:: TASK PROMPT ::
All entries below need to be written out exactly, but without their pictures.

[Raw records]

***

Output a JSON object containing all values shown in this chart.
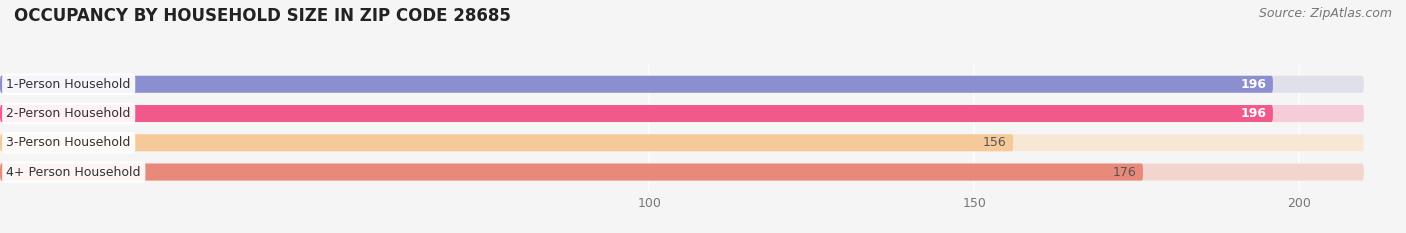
{
  "title": "OCCUPANCY BY HOUSEHOLD SIZE IN ZIP CODE 28685",
  "source": "Source: ZipAtlas.com",
  "categories": [
    "1-Person Household",
    "2-Person Household",
    "3-Person Household",
    "4+ Person Household"
  ],
  "values": [
    196,
    196,
    156,
    176
  ],
  "bar_colors": [
    "#8b8fcf",
    "#f0598a",
    "#f5c99a",
    "#e8897a"
  ],
  "bg_colors": [
    "#e0e0eb",
    "#f5ccd8",
    "#f7e8d5",
    "#f2d5ce"
  ],
  "xmin": 0,
  "xmax": 210,
  "xticks": [
    100,
    150,
    200
  ],
  "bar_height": 0.58,
  "bar_gap": 0.42,
  "background_color": "#f5f5f5",
  "title_fontsize": 12,
  "source_fontsize": 9,
  "label_fontsize": 9,
  "value_fontsize": 9
}
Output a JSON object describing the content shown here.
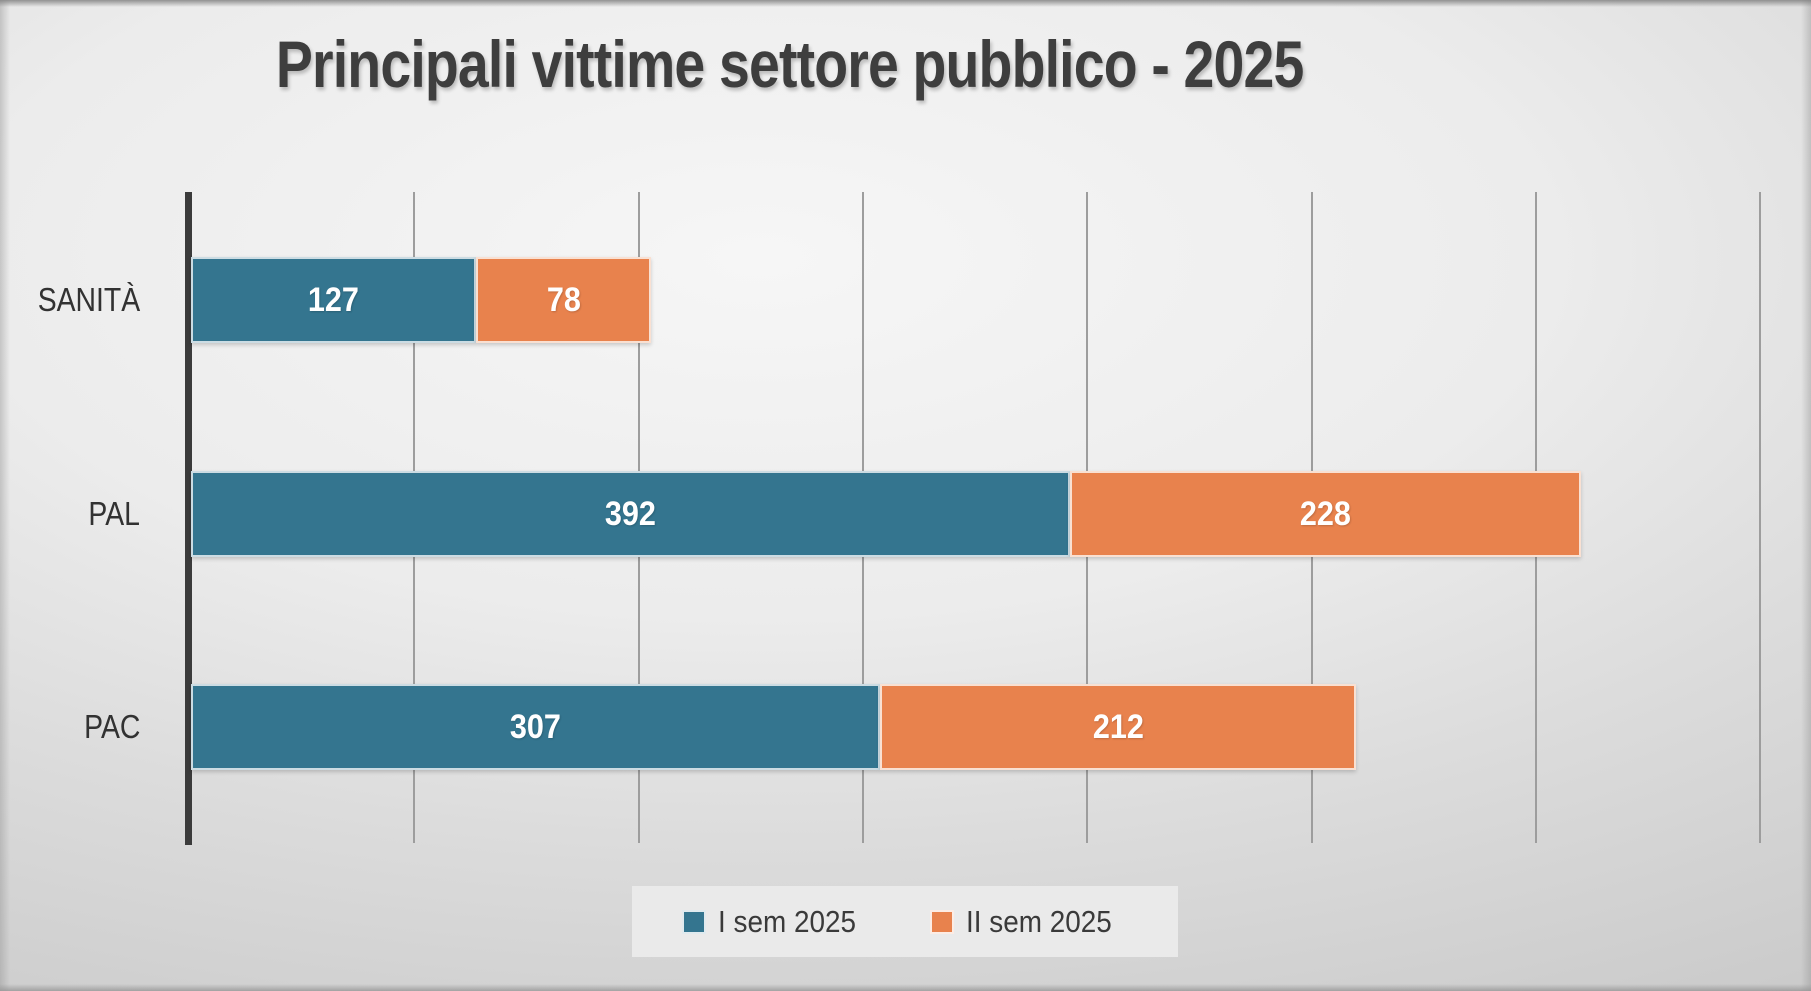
{
  "chart_data": {
    "type": "bar",
    "orientation": "horizontal-stacked",
    "title": "Principali vittime settore pubblico - 2025",
    "categories": [
      "SANITÀ",
      "PAL",
      "PAC"
    ],
    "series": [
      {
        "name": "I sem 2025",
        "color": "#34758f",
        "values": [
          127,
          392,
          307
        ]
      },
      {
        "name": "II sem 2025",
        "color": "#e8824d",
        "values": [
          78,
          228,
          212
        ]
      }
    ],
    "totals": [
      205,
      620,
      519
    ],
    "xlim": [
      0,
      700
    ],
    "gridline_step": 100,
    "grid": true,
    "x_tick_labels_visible": false,
    "legend_position": "bottom",
    "value_labels": "inside-center",
    "value_label_color": "#ffffff",
    "axis_line_color": "#3b3b3b",
    "gridline_color": "#9d9d9d",
    "title_color": "#3e3e3e",
    "background_color": "#e6e6e6"
  }
}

***

:: EXERCISE SOLUTION ::
Output a JSON object containing all values shown in this chart.
{
  "title": "OCCUPANCY BY HOUSEHOLD SIZE IN ZIP CODE 28685",
  "source": "Source: ZipAtlas.com",
  "categories": [
    "1-Person Household",
    "2-Person Household",
    "3-Person Household",
    "4+ Person Household"
  ],
  "values": [
    196,
    196,
    156,
    176
  ],
  "bar_colors": [
    "#8b8fcf",
    "#f0598a",
    "#f5c99a",
    "#e8897a"
  ],
  "bg_colors": [
    "#e0e0eb",
    "#f5ccd8",
    "#f7e8d5",
    "#f2d5ce"
  ],
  "xmin": 0,
  "xmax": 210,
  "xticks": [
    100,
    150,
    200
  ],
  "bar_height": 0.58,
  "bar_gap": 0.42,
  "background_color": "#f5f5f5",
  "title_fontsize": 12,
  "source_fontsize": 9,
  "label_fontsize": 9,
  "value_fontsize": 9
}
Output a JSON object describing the content shown here.
{
  "chart_data": {
    "type": "bar",
    "orientation": "horizontal-stacked",
    "title": "Principali vittime settore pubblico - 2025",
    "categories": [
      "SANITÀ",
      "PAL",
      "PAC"
    ],
    "series": [
      {
        "name": "I sem 2025",
        "color": "#34758f",
        "values": [
          127,
          392,
          307
        ]
      },
      {
        "name": "II sem 2025",
        "color": "#e8824d",
        "values": [
          78,
          228,
          212
        ]
      }
    ],
    "totals": [
      205,
      620,
      519
    ],
    "xlim": [
      0,
      700
    ],
    "gridline_step": 100,
    "grid": true,
    "x_tick_labels_visible": false,
    "legend_position": "bottom",
    "value_labels": "inside-center",
    "value_label_color": "#ffffff",
    "axis_line_color": "#3b3b3b",
    "gridline_color": "#9d9d9d",
    "title_color": "#3e3e3e",
    "background_color": "#e6e6e6"
  }
}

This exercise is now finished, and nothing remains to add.